About this task:
Each line below should be written out again without any change.

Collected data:
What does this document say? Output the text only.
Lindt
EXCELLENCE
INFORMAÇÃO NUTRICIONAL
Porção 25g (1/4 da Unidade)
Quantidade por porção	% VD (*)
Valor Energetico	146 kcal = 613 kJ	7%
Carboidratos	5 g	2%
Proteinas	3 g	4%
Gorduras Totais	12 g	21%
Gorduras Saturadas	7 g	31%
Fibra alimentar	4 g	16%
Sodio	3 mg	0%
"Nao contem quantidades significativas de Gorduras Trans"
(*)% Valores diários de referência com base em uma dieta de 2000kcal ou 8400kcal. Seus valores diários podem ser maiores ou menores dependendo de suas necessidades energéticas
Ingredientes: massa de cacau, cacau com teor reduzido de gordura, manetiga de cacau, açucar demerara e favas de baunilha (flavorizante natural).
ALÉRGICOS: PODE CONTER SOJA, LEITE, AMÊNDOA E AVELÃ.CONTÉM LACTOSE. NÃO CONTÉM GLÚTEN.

Result for this task:
What does this document say? Output the text only.
Lindt
EXCELLENCE
INFORMAÇÃO NUTRICIONAL
Porção 25g (1/4 da Unidade)
Quantidade por porção	% VD (*)
Valor Energetico	146 kcal = 613 kJ	7%
Carboidratos	5 g	2%
Proteinas	3 g	4%
Gorduras Totais	12 g	21%
Gorduras Saturadas	7 g	31%
Fibra alimentar	4 g	16%
Sodio	3 mg	0%
"Nao contem quantidades significativas de Gorduras Trans"
(*)% Valores diários de referência com base em uma dieta de 2000kcal ou 8400kcal. Seus valores diários podem ser maiores ou menores dependendo de suas necessidades energéticas
Ingredientes: massa de cacau, cacau com teor reduzido de gordura, manetiga de cacau, açucar demerara e favas de baunilha (flavorizante natural).
ALÉRGICOS: PODE CONTER SOJA, LEITE, AMÊNDOA E AVELÃ.CONTÉM LACTOSE. NÃO CONTÉM GLÚTEN.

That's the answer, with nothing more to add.